- [PROMPT]:
Retype every entry exactly, character for character.

- [DATA RECORDS]:
__________
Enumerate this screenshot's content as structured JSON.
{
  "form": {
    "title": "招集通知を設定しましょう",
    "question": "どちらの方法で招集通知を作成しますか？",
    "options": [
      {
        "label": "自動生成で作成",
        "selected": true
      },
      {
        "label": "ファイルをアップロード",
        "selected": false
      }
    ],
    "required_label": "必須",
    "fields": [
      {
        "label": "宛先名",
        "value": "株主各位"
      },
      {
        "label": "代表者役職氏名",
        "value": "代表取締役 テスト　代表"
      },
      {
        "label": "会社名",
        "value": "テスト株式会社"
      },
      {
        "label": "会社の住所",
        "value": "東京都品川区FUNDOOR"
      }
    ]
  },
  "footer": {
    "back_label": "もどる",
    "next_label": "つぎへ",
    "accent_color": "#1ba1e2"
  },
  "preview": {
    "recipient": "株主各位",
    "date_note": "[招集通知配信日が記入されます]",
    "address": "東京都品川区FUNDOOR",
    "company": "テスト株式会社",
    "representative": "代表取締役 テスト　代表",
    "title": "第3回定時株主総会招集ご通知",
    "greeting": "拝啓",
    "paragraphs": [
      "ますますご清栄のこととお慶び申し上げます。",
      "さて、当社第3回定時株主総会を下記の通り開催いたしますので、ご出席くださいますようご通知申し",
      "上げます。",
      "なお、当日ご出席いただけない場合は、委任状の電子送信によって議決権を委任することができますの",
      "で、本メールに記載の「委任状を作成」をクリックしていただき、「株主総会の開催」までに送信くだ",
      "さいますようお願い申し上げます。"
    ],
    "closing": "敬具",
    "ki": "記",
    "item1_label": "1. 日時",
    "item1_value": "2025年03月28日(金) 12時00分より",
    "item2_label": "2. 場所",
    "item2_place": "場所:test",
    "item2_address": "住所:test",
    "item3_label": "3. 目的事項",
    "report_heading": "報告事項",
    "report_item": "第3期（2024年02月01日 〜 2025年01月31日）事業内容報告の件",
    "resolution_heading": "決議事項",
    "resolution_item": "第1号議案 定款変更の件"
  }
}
__________
- [OUTPUT]:
Enumerate this screenshot's content as structured JSON.
{
  "form": {
    "title": "招集通知を設定しましょう",
    "question": "どちらの方法で招集通知を作成しますか？",
    "options": [
      {
        "label": "自動生成で作成",
        "selected": true
      },
      {
        "label": "ファイルをアップロード",
        "selected": false
      }
    ],
    "required_label": "必須",
    "fields": [
      {
        "label": "宛先名",
        "value": "株主各位"
      },
      {
        "label": "代表者役職氏名",
        "value": "代表取締役 テスト　代表"
      },
      {
        "label": "会社名",
        "value": "テスト株式会社"
      },
      {
        "label": "会社の住所",
        "value": "東京都品川区FUNDOOR"
      }
    ]
  },
  "footer": {
    "back_label": "もどる",
    "next_label": "つぎへ",
    "accent_color": "#1ba1e2"
  },
  "preview": {
    "recipient": "株主各位",
    "date_note": "[招集通知配信日が記入されます]",
    "address": "東京都品川区FUNDOOR",
    "company": "テスト株式会社",
    "representative": "代表取締役 テスト　代表",
    "title": "第3回定時株主総会招集ご通知",
    "greeting": "拝啓",
    "paragraphs": [
      "ますますご清栄のこととお慶び申し上げます。",
      "さて、当社第3回定時株主総会を下記の通り開催いたしますので、ご出席くださいますようご通知申し",
      "上げます。",
      "なお、当日ご出席いただけない場合は、委任状の電子送信によって議決権を委任することができますの",
      "で、本メールに記載の「委任状を作成」をクリックしていただき、「株主総会の開催」までに送信くだ",
      "さいますようお願い申し上げます。"
    ],
    "closing": "敬具",
    "ki": "記",
    "item1_label": "1. 日時",
    "item1_value": "2025年03月28日(金) 12時00分より",
    "item2_label": "2. 場所",
    "item2_place": "場所:test",
    "item2_address": "住所:test",
    "item3_label": "3. 目的事項",
    "report_heading": "報告事項",
    "report_item": "第3期（2024年02月01日 〜 2025年01月31日）事業内容報告の件",
    "resolution_heading": "決議事項",
    "resolution_item": "第1号議案 定款変更の件"
  }
}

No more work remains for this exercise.